Repeat the listing below in full, exactly as it stands.

▶ _Dataset excerpt_
====

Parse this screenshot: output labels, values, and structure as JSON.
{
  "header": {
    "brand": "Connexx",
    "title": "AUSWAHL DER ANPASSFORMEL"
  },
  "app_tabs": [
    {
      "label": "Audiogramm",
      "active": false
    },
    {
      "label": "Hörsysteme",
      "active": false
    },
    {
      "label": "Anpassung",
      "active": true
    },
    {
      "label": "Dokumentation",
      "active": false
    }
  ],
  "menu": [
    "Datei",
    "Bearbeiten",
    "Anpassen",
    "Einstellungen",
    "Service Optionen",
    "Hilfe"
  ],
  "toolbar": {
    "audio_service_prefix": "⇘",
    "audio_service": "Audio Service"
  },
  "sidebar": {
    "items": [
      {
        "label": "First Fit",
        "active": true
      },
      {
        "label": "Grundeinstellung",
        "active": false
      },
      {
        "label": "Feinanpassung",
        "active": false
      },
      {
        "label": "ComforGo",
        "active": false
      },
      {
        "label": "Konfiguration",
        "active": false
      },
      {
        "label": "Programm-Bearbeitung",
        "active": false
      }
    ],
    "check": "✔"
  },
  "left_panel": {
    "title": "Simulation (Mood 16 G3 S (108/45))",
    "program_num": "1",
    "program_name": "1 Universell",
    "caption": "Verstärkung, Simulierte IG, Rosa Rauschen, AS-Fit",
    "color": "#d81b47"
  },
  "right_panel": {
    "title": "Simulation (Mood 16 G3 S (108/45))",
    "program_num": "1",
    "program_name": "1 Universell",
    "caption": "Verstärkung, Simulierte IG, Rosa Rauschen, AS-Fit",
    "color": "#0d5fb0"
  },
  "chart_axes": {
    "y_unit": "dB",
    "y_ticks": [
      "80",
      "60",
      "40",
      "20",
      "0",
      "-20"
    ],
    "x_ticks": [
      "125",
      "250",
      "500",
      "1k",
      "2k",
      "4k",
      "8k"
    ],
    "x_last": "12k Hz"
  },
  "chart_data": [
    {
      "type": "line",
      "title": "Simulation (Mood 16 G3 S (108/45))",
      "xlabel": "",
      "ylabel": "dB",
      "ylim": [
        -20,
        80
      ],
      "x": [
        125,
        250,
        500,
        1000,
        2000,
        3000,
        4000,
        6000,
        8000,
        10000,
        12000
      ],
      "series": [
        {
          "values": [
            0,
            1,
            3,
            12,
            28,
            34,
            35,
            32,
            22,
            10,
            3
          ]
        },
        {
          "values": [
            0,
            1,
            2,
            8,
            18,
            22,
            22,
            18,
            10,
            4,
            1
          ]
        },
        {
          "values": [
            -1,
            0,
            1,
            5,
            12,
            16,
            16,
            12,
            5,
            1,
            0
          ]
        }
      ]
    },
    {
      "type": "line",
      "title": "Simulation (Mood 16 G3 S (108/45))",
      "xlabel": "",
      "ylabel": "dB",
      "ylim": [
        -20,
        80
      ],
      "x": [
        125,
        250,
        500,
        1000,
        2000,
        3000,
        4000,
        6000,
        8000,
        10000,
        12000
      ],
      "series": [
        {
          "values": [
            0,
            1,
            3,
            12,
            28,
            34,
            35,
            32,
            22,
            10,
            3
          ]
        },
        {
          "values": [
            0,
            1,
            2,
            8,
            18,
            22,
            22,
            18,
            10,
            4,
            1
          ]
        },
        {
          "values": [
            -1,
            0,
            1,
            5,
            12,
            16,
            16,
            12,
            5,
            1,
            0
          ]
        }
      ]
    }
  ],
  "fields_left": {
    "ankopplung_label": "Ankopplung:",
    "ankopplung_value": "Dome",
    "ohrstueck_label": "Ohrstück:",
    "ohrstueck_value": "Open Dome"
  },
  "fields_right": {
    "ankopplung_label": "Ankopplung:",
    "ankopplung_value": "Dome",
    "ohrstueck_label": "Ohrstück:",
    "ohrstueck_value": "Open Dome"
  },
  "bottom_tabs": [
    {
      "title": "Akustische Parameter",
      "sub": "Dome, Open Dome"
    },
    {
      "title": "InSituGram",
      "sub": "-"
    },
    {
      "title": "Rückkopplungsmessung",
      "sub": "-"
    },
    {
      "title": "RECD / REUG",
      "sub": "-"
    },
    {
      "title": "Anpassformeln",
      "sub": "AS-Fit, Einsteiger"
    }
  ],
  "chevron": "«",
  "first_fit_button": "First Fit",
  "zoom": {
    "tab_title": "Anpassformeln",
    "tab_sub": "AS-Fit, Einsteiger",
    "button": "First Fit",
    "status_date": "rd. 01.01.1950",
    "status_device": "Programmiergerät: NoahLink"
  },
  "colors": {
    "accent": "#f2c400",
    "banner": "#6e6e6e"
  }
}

====

▶ _ANSWER TO THIS TASK_
Parse this screenshot: output labels, values, and structure as JSON.
{
  "header": {
    "brand": "Connexx",
    "title": "AUSWAHL DER ANPASSFORMEL"
  },
  "app_tabs": [
    {
      "label": "Audiogramm",
      "active": false
    },
    {
      "label": "Hörsysteme",
      "active": false
    },
    {
      "label": "Anpassung",
      "active": true
    },
    {
      "label": "Dokumentation",
      "active": false
    }
  ],
  "menu": [
    "Datei",
    "Bearbeiten",
    "Anpassen",
    "Einstellungen",
    "Service Optionen",
    "Hilfe"
  ],
  "toolbar": {
    "audio_service_prefix": "⇘",
    "audio_service": "Audio Service"
  },
  "sidebar": {
    "items": [
      {
        "label": "First Fit",
        "active": true
      },
      {
        "label": "Grundeinstellung",
        "active": false
      },
      {
        "label": "Feinanpassung",
        "active": false
      },
      {
        "label": "ComforGo",
        "active": false
      },
      {
        "label": "Konfiguration",
        "active": false
      },
      {
        "label": "Programm-Bearbeitung",
        "active": false
      }
    ],
    "check": "✔"
  },
  "left_panel": {
    "title": "Simulation (Mood 16 G3 S (108/45))",
    "program_num": "1",
    "program_name": "1 Universell",
    "caption": "Verstärkung, Simulierte IG, Rosa Rauschen, AS-Fit",
    "color": "#d81b47"
  },
  "right_panel": {
    "title": "Simulation (Mood 16 G3 S (108/45))",
    "program_num": "1",
    "program_name": "1 Universell",
    "caption": "Verstärkung, Simulierte IG, Rosa Rauschen, AS-Fit",
    "color": "#0d5fb0"
  },
  "chart_axes": {
    "y_unit": "dB",
    "y_ticks": [
      "80",
      "60",
      "40",
      "20",
      "0",
      "-20"
    ],
    "x_ticks": [
      "125",
      "250",
      "500",
      "1k",
      "2k",
      "4k",
      "8k"
    ],
    "x_last": "12k Hz"
  },
  "chart_data": [
    {
      "type": "line",
      "title": "Simulation (Mood 16 G3 S (108/45))",
      "xlabel": "",
      "ylabel": "dB",
      "ylim": [
        -20,
        80
      ],
      "x": [
        125,
        250,
        500,
        1000,
        2000,
        3000,
        4000,
        6000,
        8000,
        10000,
        12000
      ],
      "series": [
        {
          "values": [
            0,
            1,
            3,
            12,
            28,
            34,
            35,
            32,
            22,
            10,
            3
          ]
        },
        {
          "values": [
            0,
            1,
            2,
            8,
            18,
            22,
            22,
            18,
            10,
            4,
            1
          ]
        },
        {
          "values": [
            -1,
            0,
            1,
            5,
            12,
            16,
            16,
            12,
            5,
            1,
            0
          ]
        }
      ]
    },
    {
      "type": "line",
      "title": "Simulation (Mood 16 G3 S (108/45))",
      "xlabel": "",
      "ylabel": "dB",
      "ylim": [
        -20,
        80
      ],
      "x": [
        125,
        250,
        500,
        1000,
        2000,
        3000,
        4000,
        6000,
        8000,
        10000,
        12000
      ],
      "series": [
        {
          "values": [
            0,
            1,
            3,
            12,
            28,
            34,
            35,
            32,
            22,
            10,
            3
          ]
        },
        {
          "values": [
            0,
            1,
            2,
            8,
            18,
            22,
            22,
            18,
            10,
            4,
            1
          ]
        },
        {
          "values": [
            -1,
            0,
            1,
            5,
            12,
            16,
            16,
            12,
            5,
            1,
            0
          ]
        }
      ]
    }
  ],
  "fields_left": {
    "ankopplung_label": "Ankopplung:",
    "ankopplung_value": "Dome",
    "ohrstueck_label": "Ohrstück:",
    "ohrstueck_value": "Open Dome"
  },
  "fields_right": {
    "ankopplung_label": "Ankopplung:",
    "ankopplung_value": "Dome",
    "ohrstueck_label": "Ohrstück:",
    "ohrstueck_value": "Open Dome"
  },
  "bottom_tabs": [
    {
      "title": "Akustische Parameter",
      "sub": "Dome, Open Dome"
    },
    {
      "title": "InSituGram",
      "sub": "-"
    },
    {
      "title": "Rückkopplungsmessung",
      "sub": "-"
    },
    {
      "title": "RECD / REUG",
      "sub": "-"
    },
    {
      "title": "Anpassformeln",
      "sub": "AS-Fit, Einsteiger"
    }
  ],
  "chevron": "«",
  "first_fit_button": "First Fit",
  "zoom": {
    "tab_title": "Anpassformeln",
    "tab_sub": "AS-Fit, Einsteiger",
    "button": "First Fit",
    "status_date": "rd. 01.01.1950",
    "status_device": "Programmiergerät: NoahLink"
  },
  "colors": {
    "accent": "#f2c400",
    "banner": "#6e6e6e"
  }
}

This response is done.